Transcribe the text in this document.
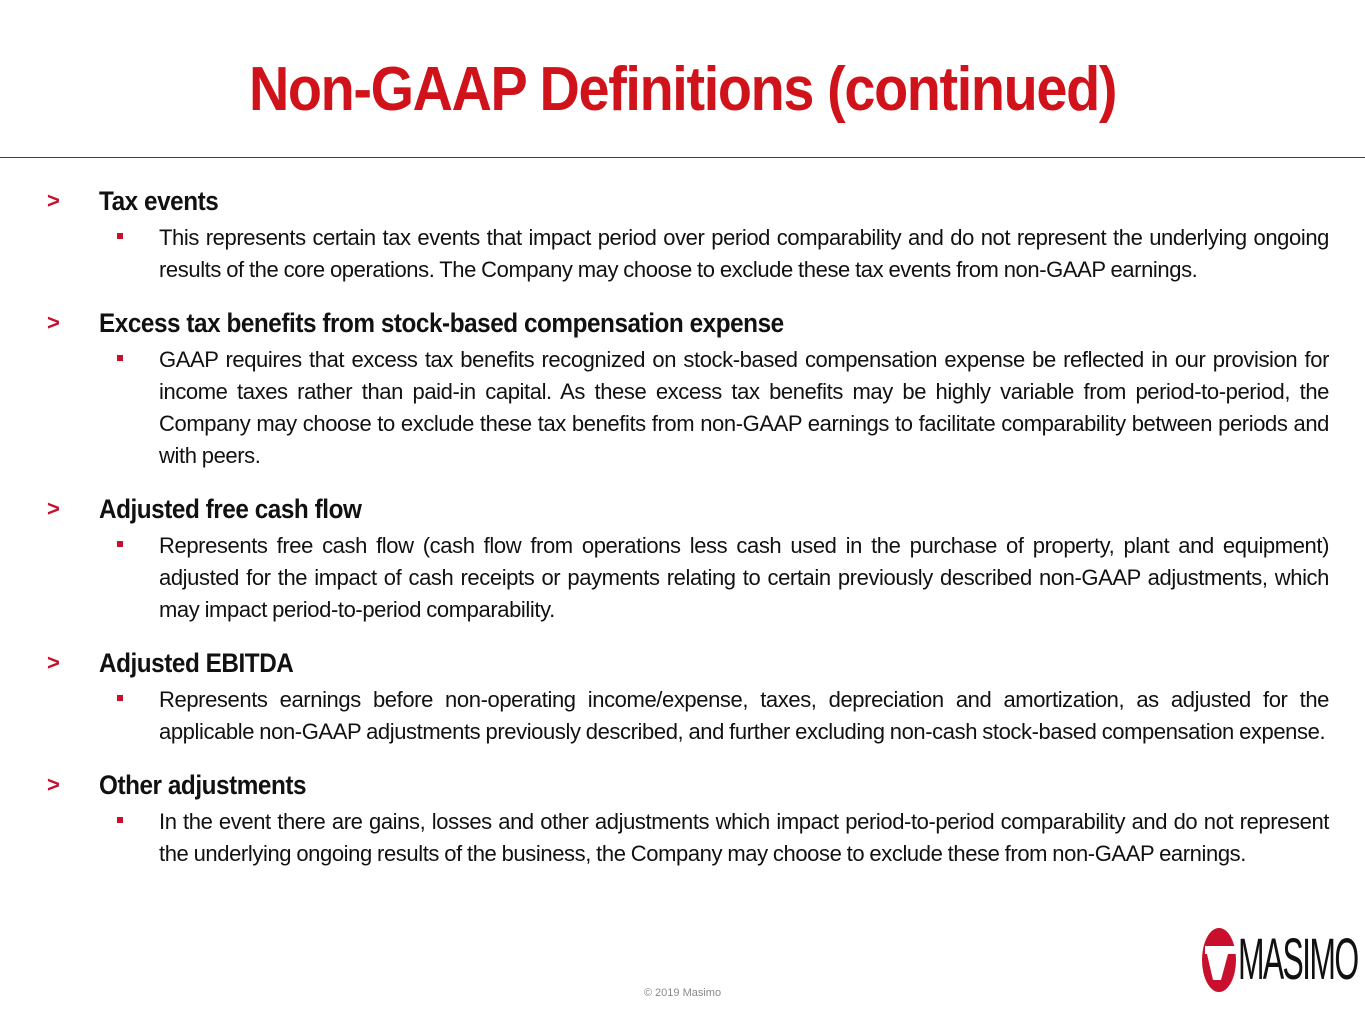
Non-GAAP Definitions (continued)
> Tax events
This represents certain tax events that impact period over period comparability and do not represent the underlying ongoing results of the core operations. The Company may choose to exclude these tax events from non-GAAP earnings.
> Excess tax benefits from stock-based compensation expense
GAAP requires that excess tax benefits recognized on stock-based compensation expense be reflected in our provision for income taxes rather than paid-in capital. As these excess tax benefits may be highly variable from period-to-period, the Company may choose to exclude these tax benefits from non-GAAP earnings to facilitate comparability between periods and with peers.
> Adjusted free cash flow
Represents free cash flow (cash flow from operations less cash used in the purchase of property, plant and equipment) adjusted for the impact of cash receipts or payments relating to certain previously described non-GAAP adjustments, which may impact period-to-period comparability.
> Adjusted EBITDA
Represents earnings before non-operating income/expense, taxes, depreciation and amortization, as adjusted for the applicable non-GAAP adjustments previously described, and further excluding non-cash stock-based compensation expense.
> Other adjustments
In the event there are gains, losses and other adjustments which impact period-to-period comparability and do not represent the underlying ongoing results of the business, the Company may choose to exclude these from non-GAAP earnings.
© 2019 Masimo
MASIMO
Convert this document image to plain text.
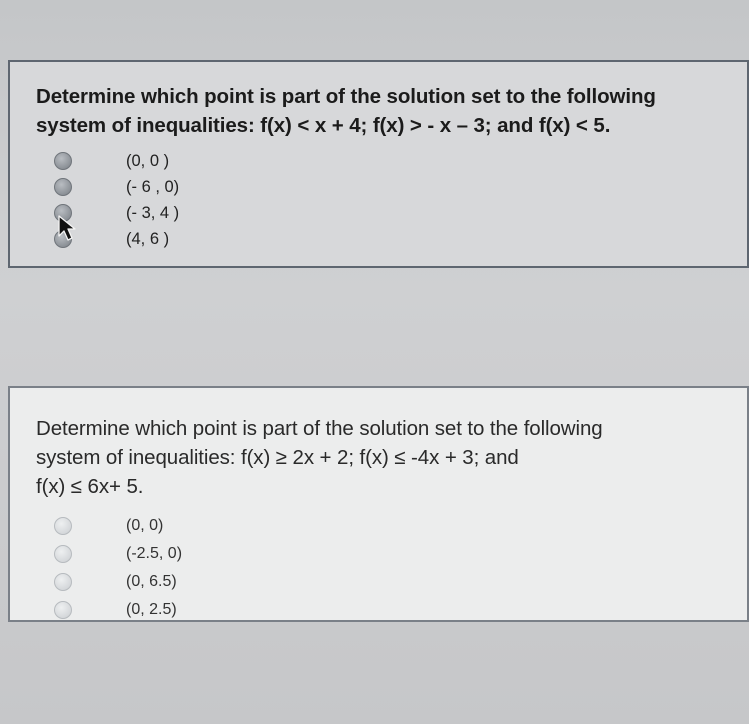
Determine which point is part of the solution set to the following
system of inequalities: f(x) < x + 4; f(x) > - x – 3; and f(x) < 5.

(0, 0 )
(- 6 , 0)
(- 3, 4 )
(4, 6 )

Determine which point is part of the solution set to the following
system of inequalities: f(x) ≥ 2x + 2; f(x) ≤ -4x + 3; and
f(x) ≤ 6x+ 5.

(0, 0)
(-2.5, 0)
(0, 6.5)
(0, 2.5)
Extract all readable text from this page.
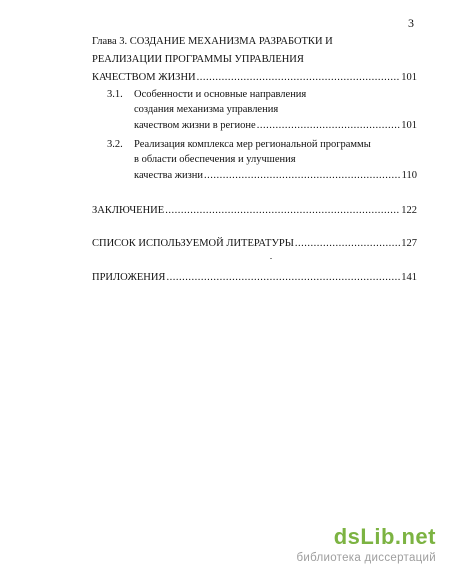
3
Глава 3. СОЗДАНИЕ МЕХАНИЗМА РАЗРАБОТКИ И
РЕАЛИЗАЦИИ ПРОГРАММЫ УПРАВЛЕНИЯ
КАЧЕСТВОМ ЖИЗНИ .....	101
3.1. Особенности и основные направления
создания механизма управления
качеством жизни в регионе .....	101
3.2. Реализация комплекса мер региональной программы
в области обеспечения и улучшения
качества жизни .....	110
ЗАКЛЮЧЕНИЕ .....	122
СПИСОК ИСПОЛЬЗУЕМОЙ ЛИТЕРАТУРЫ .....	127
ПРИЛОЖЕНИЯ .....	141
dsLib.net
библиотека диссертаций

== Objective ==
Repeat all of the records verbatim, leaving out the pictures.

== Expected answer ==
Transcribe the text in this document.
Non-GAAP Definitions (continued)
> Tax events
This represents certain tax events that impact period over period comparability and do not represent the underlying ongoing results of the core operations. The Company may choose to exclude these tax events from non-GAAP earnings.
> Excess tax benefits from stock-based compensation expense
GAAP requires that excess tax benefits recognized on stock-based compensation expense be reflected in our provision for income taxes rather than paid-in capital. As these excess tax benefits may be highly variable from period-to-period, the Company may choose to exclude these tax benefits from non-GAAP earnings to facilitate comparability between periods and with peers.
> Adjusted free cash flow
Represents free cash flow (cash flow from operations less cash used in the purchase of property, plant and equipment) adjusted for the impact of cash receipts or payments relating to certain previously described non-GAAP adjustments, which may impact period-to-period comparability.
> Adjusted EBITDA
Represents earnings before non-operating income/expense, taxes, depreciation and amortization, as adjusted for the applicable non-GAAP adjustments previously described, and further excluding non-cash stock-based compensation expense.
> Other adjustments
In the event there are gains, losses and other adjustments which impact period-to-period comparability and do not represent the underlying ongoing results of the business, the Company may choose to exclude these from non-GAAP earnings.
© 2019 Masimo
MASIMO
Convert this document image to plain text.
Determine which point is part of the solution set to the following
system of inequalities: f(x) < x + 4; f(x) > - x – 3; and f(x) < 5.

(0, 0 )
(- 6 , 0)
(- 3, 4 )
(4, 6 )

Determine which point is part of the solution set to the following
system of inequalities: f(x) ≥ 2x + 2; f(x) ≤ -4x + 3; and
f(x) ≤ 6x+ 5.

(0, 0)
(-2.5, 0)
(0, 6.5)
(0, 2.5)
Extract all readable text from this page.
3
Глава 3. СОЗДАНИЕ МЕХАНИЗМА РАЗРАБОТКИ И
РЕАЛИЗАЦИИ ПРОГРАММЫ УПРАВЛЕНИЯ
КАЧЕСТВОМ ЖИЗНИ .....	101
3.1. Особенности и основные направления
создания механизма управления
качеством жизни в регионе .....	101
3.2. Реализация комплекса мер региональной программы
в области обеспечения и улучшения
качества жизни .....	110
ЗАКЛЮЧЕНИЕ .....	122
СПИСОК ИСПОЛЬЗУЕМОЙ ЛИТЕРАТУРЫ .....	127
ПРИЛОЖЕНИЯ .....	141
dsLib.net
библиотека диссертаций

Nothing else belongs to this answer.